Exercise: Retype the listing that follows, word for word.

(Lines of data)
#####

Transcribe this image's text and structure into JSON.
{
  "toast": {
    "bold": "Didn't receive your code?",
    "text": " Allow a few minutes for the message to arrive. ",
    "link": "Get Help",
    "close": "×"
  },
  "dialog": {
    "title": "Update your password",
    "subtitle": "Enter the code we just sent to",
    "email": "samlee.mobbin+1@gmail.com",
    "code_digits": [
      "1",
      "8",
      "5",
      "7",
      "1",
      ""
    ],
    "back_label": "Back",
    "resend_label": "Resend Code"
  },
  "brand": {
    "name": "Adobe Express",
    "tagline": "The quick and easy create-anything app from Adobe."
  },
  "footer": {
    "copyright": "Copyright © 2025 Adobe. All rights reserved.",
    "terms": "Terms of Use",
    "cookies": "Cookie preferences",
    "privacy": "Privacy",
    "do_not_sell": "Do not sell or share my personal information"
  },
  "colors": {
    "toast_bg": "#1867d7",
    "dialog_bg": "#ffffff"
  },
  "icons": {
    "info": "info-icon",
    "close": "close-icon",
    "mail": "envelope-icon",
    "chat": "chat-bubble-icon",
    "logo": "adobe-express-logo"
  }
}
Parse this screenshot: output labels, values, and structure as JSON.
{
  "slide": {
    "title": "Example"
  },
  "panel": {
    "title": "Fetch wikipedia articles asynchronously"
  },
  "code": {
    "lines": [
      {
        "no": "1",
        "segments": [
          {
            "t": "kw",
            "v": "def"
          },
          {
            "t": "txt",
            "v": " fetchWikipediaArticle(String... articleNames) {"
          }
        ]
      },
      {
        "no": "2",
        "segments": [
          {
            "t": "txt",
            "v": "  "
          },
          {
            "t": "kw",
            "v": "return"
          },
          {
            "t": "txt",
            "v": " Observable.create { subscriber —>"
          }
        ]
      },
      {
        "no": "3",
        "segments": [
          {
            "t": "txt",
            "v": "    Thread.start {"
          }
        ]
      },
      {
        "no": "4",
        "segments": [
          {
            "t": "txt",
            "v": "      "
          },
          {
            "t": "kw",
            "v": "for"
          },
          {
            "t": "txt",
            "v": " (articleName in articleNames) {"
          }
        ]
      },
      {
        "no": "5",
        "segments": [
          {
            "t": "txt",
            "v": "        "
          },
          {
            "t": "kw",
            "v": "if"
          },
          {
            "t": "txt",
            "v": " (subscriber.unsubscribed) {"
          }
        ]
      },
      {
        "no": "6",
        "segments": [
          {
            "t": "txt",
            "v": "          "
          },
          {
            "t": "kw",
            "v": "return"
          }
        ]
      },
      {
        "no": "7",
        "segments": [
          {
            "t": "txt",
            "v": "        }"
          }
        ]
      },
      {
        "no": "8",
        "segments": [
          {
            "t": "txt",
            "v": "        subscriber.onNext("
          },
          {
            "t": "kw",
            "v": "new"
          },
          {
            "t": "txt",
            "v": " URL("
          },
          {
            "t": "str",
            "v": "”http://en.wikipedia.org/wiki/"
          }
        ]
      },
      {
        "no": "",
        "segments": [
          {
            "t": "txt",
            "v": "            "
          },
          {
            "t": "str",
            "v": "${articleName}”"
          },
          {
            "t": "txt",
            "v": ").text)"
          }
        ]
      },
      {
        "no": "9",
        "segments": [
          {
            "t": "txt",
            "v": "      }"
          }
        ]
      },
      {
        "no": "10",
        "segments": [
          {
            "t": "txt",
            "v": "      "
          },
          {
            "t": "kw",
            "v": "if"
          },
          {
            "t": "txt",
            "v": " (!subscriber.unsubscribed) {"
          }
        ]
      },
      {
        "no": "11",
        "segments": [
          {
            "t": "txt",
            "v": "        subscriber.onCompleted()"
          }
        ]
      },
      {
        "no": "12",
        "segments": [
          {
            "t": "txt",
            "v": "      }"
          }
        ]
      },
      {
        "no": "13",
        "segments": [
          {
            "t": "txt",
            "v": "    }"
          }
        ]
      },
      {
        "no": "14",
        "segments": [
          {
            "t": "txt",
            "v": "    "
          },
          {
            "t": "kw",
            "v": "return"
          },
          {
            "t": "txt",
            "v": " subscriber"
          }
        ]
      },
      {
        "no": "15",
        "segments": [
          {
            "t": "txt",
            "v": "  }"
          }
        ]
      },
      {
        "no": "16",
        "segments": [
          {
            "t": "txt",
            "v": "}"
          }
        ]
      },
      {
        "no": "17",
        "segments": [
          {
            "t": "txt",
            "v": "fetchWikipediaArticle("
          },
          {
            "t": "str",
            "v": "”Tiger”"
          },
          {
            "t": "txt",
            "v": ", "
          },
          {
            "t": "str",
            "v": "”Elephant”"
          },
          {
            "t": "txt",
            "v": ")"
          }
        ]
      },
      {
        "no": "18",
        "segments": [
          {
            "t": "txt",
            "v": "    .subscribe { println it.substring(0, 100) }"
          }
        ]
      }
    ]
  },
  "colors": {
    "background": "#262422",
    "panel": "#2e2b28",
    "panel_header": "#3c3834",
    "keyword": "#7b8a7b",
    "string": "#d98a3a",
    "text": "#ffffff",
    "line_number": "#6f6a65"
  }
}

#####

Exercise solution:
Transcribe this image's text and structure into JSON.
{
  "toast": {
    "bold": "Didn't receive your code?",
    "text": " Allow a few minutes for the message to arrive. ",
    "link": "Get Help",
    "close": "×"
  },
  "dialog": {
    "title": "Update your password",
    "subtitle": "Enter the code we just sent to",
    "email": "samlee.mobbin+1@gmail.com",
    "code_digits": [
      "1",
      "8",
      "5",
      "7",
      "1",
      ""
    ],
    "back_label": "Back",
    "resend_label": "Resend Code"
  },
  "brand": {
    "name": "Adobe Express",
    "tagline": "The quick and easy create-anything app from Adobe."
  },
  "footer": {
    "copyright": "Copyright © 2025 Adobe. All rights reserved.",
    "terms": "Terms of Use",
    "cookies": "Cookie preferences",
    "privacy": "Privacy",
    "do_not_sell": "Do not sell or share my personal information"
  },
  "colors": {
    "toast_bg": "#1867d7",
    "dialog_bg": "#ffffff"
  },
  "icons": {
    "info": "info-icon",
    "close": "close-icon",
    "mail": "envelope-icon",
    "chat": "chat-bubble-icon",
    "logo": "adobe-express-logo"
  }
}
Parse this screenshot: output labels, values, and structure as JSON.
{
  "slide": {
    "title": "Example"
  },
  "panel": {
    "title": "Fetch wikipedia articles asynchronously"
  },
  "code": {
    "lines": [
      {
        "no": "1",
        "segments": [
          {
            "t": "kw",
            "v": "def"
          },
          {
            "t": "txt",
            "v": " fetchWikipediaArticle(String... articleNames) {"
          }
        ]
      },
      {
        "no": "2",
        "segments": [
          {
            "t": "txt",
            "v": "  "
          },
          {
            "t": "kw",
            "v": "return"
          },
          {
            "t": "txt",
            "v": " Observable.create { subscriber —>"
          }
        ]
      },
      {
        "no": "3",
        "segments": [
          {
            "t": "txt",
            "v": "    Thread.start {"
          }
        ]
      },
      {
        "no": "4",
        "segments": [
          {
            "t": "txt",
            "v": "      "
          },
          {
            "t": "kw",
            "v": "for"
          },
          {
            "t": "txt",
            "v": " (articleName in articleNames) {"
          }
        ]
      },
      {
        "no": "5",
        "segments": [
          {
            "t": "txt",
            "v": "        "
          },
          {
            "t": "kw",
            "v": "if"
          },
          {
            "t": "txt",
            "v": " (subscriber.unsubscribed) {"
          }
        ]
      },
      {
        "no": "6",
        "segments": [
          {
            "t": "txt",
            "v": "          "
          },
          {
            "t": "kw",
            "v": "return"
          }
        ]
      },
      {
        "no": "7",
        "segments": [
          {
            "t": "txt",
            "v": "        }"
          }
        ]
      },
      {
        "no": "8",
        "segments": [
          {
            "t": "txt",
            "v": "        subscriber.onNext("
          },
          {
            "t": "kw",
            "v": "new"
          },
          {
            "t": "txt",
            "v": " URL("
          },
          {
            "t": "str",
            "v": "”http://en.wikipedia.org/wiki/"
          }
        ]
      },
      {
        "no": "",
        "segments": [
          {
            "t": "txt",
            "v": "            "
          },
          {
            "t": "str",
            "v": "${articleName}”"
          },
          {
            "t": "txt",
            "v": ").text)"
          }
        ]
      },
      {
        "no": "9",
        "segments": [
          {
            "t": "txt",
            "v": "      }"
          }
        ]
      },
      {
        "no": "10",
        "segments": [
          {
            "t": "txt",
            "v": "      "
          },
          {
            "t": "kw",
            "v": "if"
          },
          {
            "t": "txt",
            "v": " (!subscriber.unsubscribed) {"
          }
        ]
      },
      {
        "no": "11",
        "segments": [
          {
            "t": "txt",
            "v": "        subscriber.onCompleted()"
          }
        ]
      },
      {
        "no": "12",
        "segments": [
          {
            "t": "txt",
            "v": "      }"
          }
        ]
      },
      {
        "no": "13",
        "segments": [
          {
            "t": "txt",
            "v": "    }"
          }
        ]
      },
      {
        "no": "14",
        "segments": [
          {
            "t": "txt",
            "v": "    "
          },
          {
            "t": "kw",
            "v": "return"
          },
          {
            "t": "txt",
            "v": " subscriber"
          }
        ]
      },
      {
        "no": "15",
        "segments": [
          {
            "t": "txt",
            "v": "  }"
          }
        ]
      },
      {
        "no": "16",
        "segments": [
          {
            "t": "txt",
            "v": "}"
          }
        ]
      },
      {
        "no": "17",
        "segments": [
          {
            "t": "txt",
            "v": "fetchWikipediaArticle("
          },
          {
            "t": "str",
            "v": "”Tiger”"
          },
          {
            "t": "txt",
            "v": ", "
          },
          {
            "t": "str",
            "v": "”Elephant”"
          },
          {
            "t": "txt",
            "v": ")"
          }
        ]
      },
      {
        "no": "18",
        "segments": [
          {
            "t": "txt",
            "v": "    .subscribe { println it.substring(0, 100) }"
          }
        ]
      }
    ]
  },
  "colors": {
    "background": "#262422",
    "panel": "#2e2b28",
    "panel_header": "#3c3834",
    "keyword": "#7b8a7b",
    "string": "#d98a3a",
    "text": "#ffffff",
    "line_number": "#6f6a65"
  }
}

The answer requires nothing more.